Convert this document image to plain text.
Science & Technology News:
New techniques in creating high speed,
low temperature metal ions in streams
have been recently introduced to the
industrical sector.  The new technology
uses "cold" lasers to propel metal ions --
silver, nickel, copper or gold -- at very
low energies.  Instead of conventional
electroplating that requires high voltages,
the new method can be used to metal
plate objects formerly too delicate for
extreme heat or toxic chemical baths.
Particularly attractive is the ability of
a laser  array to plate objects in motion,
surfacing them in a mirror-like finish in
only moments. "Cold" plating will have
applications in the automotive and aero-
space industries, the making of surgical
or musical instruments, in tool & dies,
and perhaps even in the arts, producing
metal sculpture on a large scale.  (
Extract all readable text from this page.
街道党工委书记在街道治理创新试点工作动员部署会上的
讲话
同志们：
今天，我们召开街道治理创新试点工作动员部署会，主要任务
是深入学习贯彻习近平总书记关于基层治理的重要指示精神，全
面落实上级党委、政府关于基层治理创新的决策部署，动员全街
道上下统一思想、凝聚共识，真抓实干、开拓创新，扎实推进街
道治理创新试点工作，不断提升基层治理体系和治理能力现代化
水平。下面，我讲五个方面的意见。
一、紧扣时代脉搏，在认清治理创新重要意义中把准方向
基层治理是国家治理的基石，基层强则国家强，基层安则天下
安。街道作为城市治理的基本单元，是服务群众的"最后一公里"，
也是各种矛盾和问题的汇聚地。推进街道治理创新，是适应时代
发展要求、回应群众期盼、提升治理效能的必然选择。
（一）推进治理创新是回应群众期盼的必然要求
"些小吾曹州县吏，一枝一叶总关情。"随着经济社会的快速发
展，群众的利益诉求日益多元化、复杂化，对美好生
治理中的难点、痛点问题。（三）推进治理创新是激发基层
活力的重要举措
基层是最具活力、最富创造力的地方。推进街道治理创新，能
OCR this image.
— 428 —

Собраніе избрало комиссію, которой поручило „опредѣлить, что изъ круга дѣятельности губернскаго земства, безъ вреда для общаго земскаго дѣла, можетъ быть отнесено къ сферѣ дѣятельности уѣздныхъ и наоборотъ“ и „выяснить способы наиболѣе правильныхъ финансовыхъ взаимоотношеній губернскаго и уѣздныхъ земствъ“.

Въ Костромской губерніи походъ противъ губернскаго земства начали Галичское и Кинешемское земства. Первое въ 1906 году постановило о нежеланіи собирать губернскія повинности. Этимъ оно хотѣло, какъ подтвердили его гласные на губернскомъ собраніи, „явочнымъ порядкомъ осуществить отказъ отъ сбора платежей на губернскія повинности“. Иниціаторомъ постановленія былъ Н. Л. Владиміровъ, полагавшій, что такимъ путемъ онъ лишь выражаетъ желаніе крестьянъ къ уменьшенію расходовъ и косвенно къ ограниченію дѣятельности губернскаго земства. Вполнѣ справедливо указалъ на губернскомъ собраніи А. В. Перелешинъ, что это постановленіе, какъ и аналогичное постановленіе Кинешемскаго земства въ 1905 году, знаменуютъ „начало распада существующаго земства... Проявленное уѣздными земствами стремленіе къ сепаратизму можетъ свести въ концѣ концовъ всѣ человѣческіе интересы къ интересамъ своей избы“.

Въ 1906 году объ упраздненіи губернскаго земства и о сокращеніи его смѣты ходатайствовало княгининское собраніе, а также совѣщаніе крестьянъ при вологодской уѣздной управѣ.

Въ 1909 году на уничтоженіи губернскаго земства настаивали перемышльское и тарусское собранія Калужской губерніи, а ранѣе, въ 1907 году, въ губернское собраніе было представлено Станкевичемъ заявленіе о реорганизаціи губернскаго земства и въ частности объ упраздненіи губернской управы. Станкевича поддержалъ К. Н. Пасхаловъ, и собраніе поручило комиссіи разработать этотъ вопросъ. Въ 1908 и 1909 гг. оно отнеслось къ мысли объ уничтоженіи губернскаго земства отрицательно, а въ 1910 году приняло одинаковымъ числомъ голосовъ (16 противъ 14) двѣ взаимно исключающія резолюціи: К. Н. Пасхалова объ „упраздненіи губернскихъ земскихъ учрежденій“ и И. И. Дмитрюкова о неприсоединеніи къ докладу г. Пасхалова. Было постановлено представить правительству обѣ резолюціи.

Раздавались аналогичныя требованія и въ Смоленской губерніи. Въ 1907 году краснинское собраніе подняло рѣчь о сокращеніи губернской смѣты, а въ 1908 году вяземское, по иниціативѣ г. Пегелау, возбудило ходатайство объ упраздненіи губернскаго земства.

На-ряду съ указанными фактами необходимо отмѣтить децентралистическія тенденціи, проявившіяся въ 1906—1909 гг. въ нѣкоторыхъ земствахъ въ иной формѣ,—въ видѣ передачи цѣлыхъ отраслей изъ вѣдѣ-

TO BE DONE =>
Restate the whole listing exactly, leaving out nothing.

SOLVED EXERCISE =>
Convert this document image to plain text.
Science & Technology News:
New techniques in creating high speed,
low temperature metal ions in streams
have been recently introduced to the
industrical sector.  The new technology
uses "cold" lasers to propel metal ions --
silver, nickel, copper or gold -- at very
low energies.  Instead of conventional
electroplating that requires high voltages,
the new method can be used to metal
plate objects formerly too delicate for
extreme heat or toxic chemical baths.
Particularly attractive is the ability of
a laser  array to plate objects in motion,
surfacing them in a mirror-like finish in
only moments. "Cold" plating will have
applications in the automotive and aero-
space industries, the making of surgical
or musical instruments, in tool & dies,
and perhaps even in the arts, producing
metal sculpture on a large scale.  (
Extract all readable text from this page.
街道党工委书记在街道治理创新试点工作动员部署会上的
讲话
同志们：
今天，我们召开街道治理创新试点工作动员部署会，主要任务
是深入学习贯彻习近平总书记关于基层治理的重要指示精神，全
面落实上级党委、政府关于基层治理创新的决策部署，动员全街
道上下统一思想、凝聚共识，真抓实干、开拓创新，扎实推进街
道治理创新试点工作，不断提升基层治理体系和治理能力现代化
水平。下面，我讲五个方面的意见。
一、紧扣时代脉搏，在认清治理创新重要意义中把准方向
基层治理是国家治理的基石，基层强则国家强，基层安则天下
安。街道作为城市治理的基本单元，是服务群众的"最后一公里"，
也是各种矛盾和问题的汇聚地。推进街道治理创新，是适应时代
发展要求、回应群众期盼、提升治理效能的必然选择。
（一）推进治理创新是回应群众期盼的必然要求
"些小吾曹州县吏，一枝一叶总关情。"随着经济社会的快速发
展，群众的利益诉求日益多元化、复杂化，对美好生
治理中的难点、痛点问题。（三）推进治理创新是激发基层
活力的重要举措
基层是最具活力、最富创造力的地方。推进街道治理创新，能
OCR this image.
— 428 —

Собраніе избрало комиссію, которой поручило „опредѣлить, что изъ круга дѣятельности губернскаго земства, безъ вреда для общаго земскаго дѣла, можетъ быть отнесено къ сферѣ дѣятельности уѣздныхъ и наоборотъ“ и „выяснить способы наиболѣе правильныхъ финансовыхъ взаимоотношеній губернскаго и уѣздныхъ земствъ“.

Въ Костромской губерніи походъ противъ губернскаго земства начали Галичское и Кинешемское земства. Первое въ 1906 году постановило о нежеланіи собирать губернскія повинности. Этимъ оно хотѣло, какъ подтвердили его гласные на губернскомъ собраніи, „явочнымъ порядкомъ осуществить отказъ отъ сбора платежей на губернскія повинности“. Иниціаторомъ постановленія былъ Н. Л. Владиміровъ, полагавшій, что такимъ путемъ онъ лишь выражаетъ желаніе крестьянъ къ уменьшенію расходовъ и косвенно къ ограниченію дѣятельности губернскаго земства. Вполнѣ справедливо указалъ на губернскомъ собраніи А. В. Перелешинъ, что это постановленіе, какъ и аналогичное постановленіе Кинешемскаго земства въ 1905 году, знаменуютъ „начало распада существующаго земства... Проявленное уѣздными земствами стремленіе къ сепаратизму можетъ свести въ концѣ концовъ всѣ человѣческіе интересы къ интересамъ своей избы“.

Въ 1906 году объ упраздненіи губернскаго земства и о сокращеніи его смѣты ходатайствовало княгининское собраніе, а также совѣщаніе крестьянъ при вологодской уѣздной управѣ.

Въ 1909 году на уничтоженіи губернскаго земства настаивали перемышльское и тарусское собранія Калужской губерніи, а ранѣе, въ 1907 году, въ губернское собраніе было представлено Станкевичемъ заявленіе о реорганизаціи губернскаго земства и въ частности объ упраздненіи губернской управы. Станкевича поддержалъ К. Н. Пасхаловъ, и собраніе поручило комиссіи разработать этотъ вопросъ. Въ 1908 и 1909 гг. оно отнеслось къ мысли объ уничтоженіи губернскаго земства отрицательно, а въ 1910 году приняло одинаковымъ числомъ голосовъ (16 противъ 14) двѣ взаимно исключающія резолюціи: К. Н. Пасхалова объ „упраздненіи губернскихъ земскихъ учрежденій“ и И. И. Дмитрюкова о неприсоединеніи къ докладу г. Пасхалова. Было постановлено представить правительству обѣ резолюціи.

Раздавались аналогичныя требованія и въ Смоленской губерніи. Въ 1907 году краснинское собраніе подняло рѣчь о сокращеніи губернской смѣты, а въ 1908 году вяземское, по иниціативѣ г. Пегелау, возбудило ходатайство объ упраздненіи губернскаго земства.

На-ряду съ указанными фактами необходимо отмѣтить децентралистическія тенденціи, проявившіяся въ 1906—1909 гг. въ нѣкоторыхъ земствахъ въ иной формѣ,—въ видѣ передачи цѣлыхъ отраслей изъ вѣдѣ-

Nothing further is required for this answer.